• MATERIAL FOR THIS EXERCISE:
# # #

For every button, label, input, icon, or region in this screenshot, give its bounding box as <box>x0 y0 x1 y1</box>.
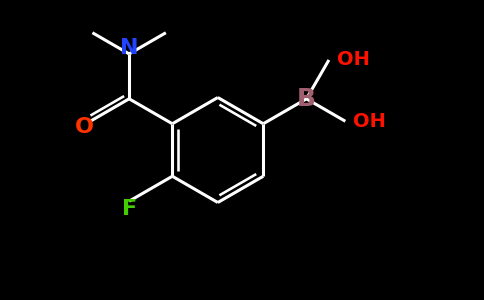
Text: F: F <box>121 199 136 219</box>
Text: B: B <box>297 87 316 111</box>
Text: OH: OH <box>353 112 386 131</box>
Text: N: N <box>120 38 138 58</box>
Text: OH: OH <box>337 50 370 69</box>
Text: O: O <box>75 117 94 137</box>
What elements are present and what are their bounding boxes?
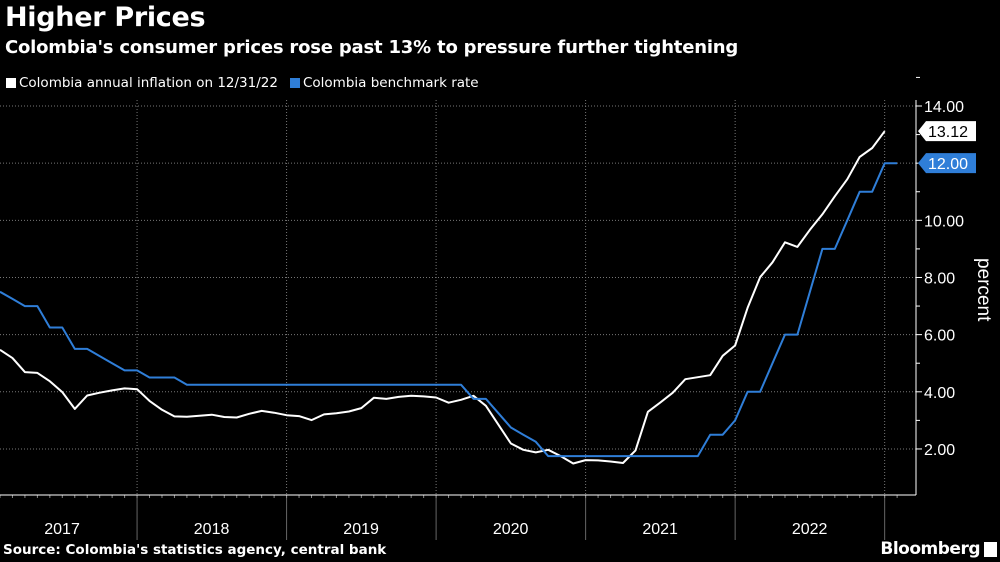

# # #

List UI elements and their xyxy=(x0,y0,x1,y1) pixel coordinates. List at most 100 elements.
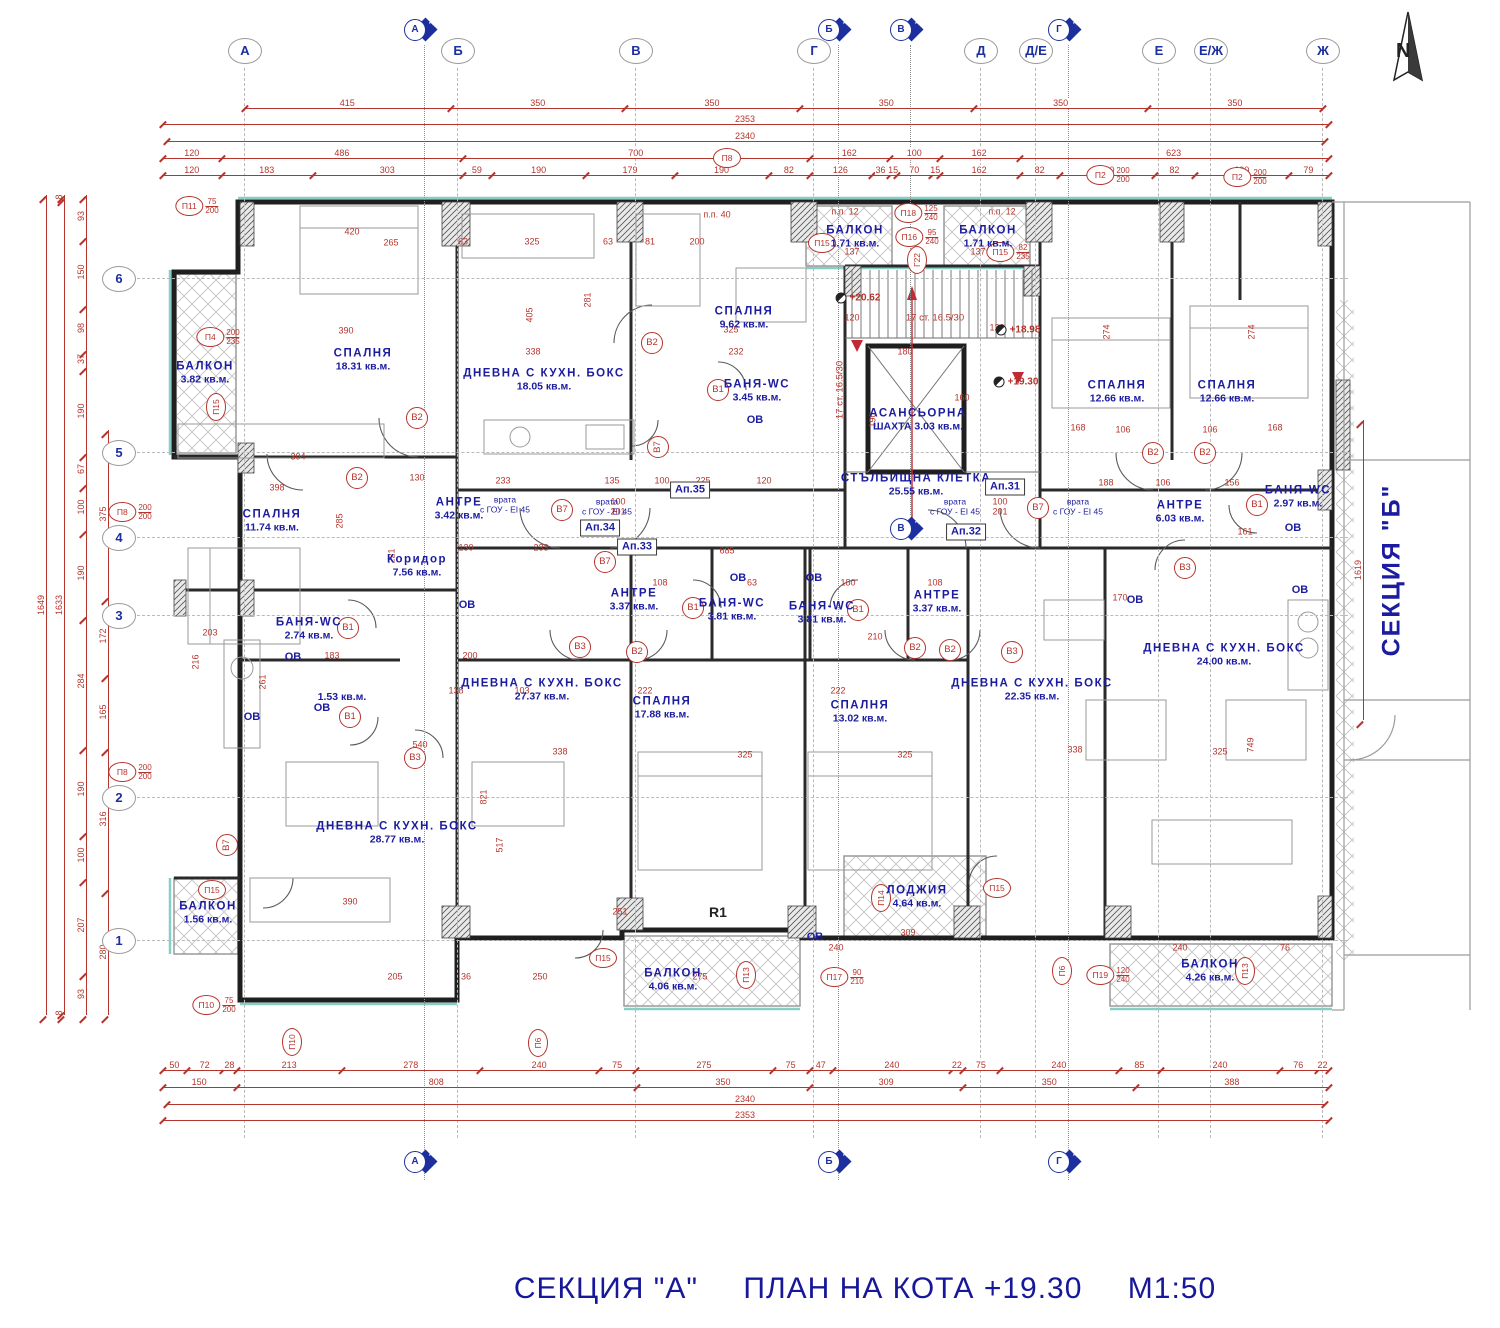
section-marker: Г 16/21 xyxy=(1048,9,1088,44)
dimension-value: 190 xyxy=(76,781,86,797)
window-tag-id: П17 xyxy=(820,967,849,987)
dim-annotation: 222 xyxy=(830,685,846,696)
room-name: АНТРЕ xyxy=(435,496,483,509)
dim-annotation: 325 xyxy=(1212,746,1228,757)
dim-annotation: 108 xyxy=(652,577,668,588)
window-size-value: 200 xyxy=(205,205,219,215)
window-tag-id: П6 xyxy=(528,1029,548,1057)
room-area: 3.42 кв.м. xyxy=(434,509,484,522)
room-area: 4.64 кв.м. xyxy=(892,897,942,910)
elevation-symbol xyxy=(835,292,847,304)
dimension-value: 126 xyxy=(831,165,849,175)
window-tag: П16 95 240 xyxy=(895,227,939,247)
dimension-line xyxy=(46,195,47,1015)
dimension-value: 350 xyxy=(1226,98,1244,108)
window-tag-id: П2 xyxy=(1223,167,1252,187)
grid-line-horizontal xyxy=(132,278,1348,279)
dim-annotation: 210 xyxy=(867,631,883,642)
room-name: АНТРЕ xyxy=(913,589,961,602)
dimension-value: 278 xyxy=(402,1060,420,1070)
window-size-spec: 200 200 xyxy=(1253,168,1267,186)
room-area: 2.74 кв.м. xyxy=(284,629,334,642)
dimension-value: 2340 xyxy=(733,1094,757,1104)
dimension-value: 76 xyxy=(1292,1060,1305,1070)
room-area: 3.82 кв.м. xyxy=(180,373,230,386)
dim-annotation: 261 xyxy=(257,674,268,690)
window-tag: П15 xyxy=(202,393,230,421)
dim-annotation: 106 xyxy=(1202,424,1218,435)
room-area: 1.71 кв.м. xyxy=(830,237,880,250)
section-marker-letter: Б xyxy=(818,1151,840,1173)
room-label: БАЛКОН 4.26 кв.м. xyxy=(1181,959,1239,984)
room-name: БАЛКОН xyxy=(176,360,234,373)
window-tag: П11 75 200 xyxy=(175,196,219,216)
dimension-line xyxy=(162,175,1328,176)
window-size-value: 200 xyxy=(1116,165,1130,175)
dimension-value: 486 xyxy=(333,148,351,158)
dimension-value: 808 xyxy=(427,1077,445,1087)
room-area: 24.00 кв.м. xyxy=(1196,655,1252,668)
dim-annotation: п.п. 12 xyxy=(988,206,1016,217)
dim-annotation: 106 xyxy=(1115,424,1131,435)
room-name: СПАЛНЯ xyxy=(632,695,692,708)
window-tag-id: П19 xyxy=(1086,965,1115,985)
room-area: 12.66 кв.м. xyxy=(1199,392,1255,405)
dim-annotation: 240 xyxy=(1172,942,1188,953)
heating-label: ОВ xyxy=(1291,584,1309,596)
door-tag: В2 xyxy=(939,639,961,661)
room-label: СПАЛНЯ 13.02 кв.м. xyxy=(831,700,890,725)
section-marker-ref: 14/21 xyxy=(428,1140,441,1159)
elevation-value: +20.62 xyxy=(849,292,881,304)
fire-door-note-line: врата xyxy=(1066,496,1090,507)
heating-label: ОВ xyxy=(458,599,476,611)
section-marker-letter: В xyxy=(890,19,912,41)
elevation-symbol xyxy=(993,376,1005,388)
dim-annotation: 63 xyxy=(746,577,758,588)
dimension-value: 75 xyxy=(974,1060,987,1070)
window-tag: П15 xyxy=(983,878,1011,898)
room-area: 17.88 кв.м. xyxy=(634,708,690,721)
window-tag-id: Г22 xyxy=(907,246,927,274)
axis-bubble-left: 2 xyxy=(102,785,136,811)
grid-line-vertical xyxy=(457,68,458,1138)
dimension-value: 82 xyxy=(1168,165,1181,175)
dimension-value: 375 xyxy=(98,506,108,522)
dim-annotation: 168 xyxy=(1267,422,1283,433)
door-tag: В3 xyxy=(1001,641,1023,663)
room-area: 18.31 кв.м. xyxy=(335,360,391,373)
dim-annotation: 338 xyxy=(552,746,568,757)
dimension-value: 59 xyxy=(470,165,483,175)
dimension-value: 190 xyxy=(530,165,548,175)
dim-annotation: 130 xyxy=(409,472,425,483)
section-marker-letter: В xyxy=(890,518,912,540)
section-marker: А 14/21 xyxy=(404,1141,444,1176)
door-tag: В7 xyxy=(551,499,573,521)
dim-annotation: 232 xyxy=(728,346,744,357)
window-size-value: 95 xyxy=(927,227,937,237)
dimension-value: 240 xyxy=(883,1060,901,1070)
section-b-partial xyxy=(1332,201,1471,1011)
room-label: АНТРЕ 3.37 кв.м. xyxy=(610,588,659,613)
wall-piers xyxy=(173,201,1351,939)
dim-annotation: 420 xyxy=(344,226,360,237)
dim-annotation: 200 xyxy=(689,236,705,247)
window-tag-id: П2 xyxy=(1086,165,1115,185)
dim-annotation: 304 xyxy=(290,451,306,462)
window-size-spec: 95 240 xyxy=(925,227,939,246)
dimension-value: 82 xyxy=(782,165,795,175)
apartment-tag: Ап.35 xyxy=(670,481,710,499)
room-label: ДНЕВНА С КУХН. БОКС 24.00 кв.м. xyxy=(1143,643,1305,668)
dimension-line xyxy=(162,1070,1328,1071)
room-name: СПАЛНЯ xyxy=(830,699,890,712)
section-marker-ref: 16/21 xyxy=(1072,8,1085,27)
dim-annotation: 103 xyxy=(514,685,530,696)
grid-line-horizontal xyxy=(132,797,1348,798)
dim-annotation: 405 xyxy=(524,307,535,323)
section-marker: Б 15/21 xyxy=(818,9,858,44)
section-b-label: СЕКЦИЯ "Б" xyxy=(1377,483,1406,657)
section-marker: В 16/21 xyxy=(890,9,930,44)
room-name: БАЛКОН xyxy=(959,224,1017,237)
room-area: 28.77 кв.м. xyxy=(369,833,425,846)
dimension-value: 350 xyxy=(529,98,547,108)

# # #

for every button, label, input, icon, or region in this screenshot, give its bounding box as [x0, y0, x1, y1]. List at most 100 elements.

# # #

Reproduce the entries starting at the line containing "y0 x1 y1</box>." and ending at the line containing "What elements are", substituting "image" for "screenshot" and leaving everything else unchanged. Leave the pictures out.

For every button, label, input, icon, or region in this image, give its bounding box as <box>x0 y0 x1 y1</box>.
Text: F: F <box>121 199 136 219</box>
Text: B: B <box>297 87 316 111</box>
Text: OH: OH <box>353 112 386 131</box>
Text: N: N <box>120 38 138 58</box>
Text: OH: OH <box>337 50 370 69</box>
Text: O: O <box>75 117 94 137</box>
What elements are present and what are their bounding boxes?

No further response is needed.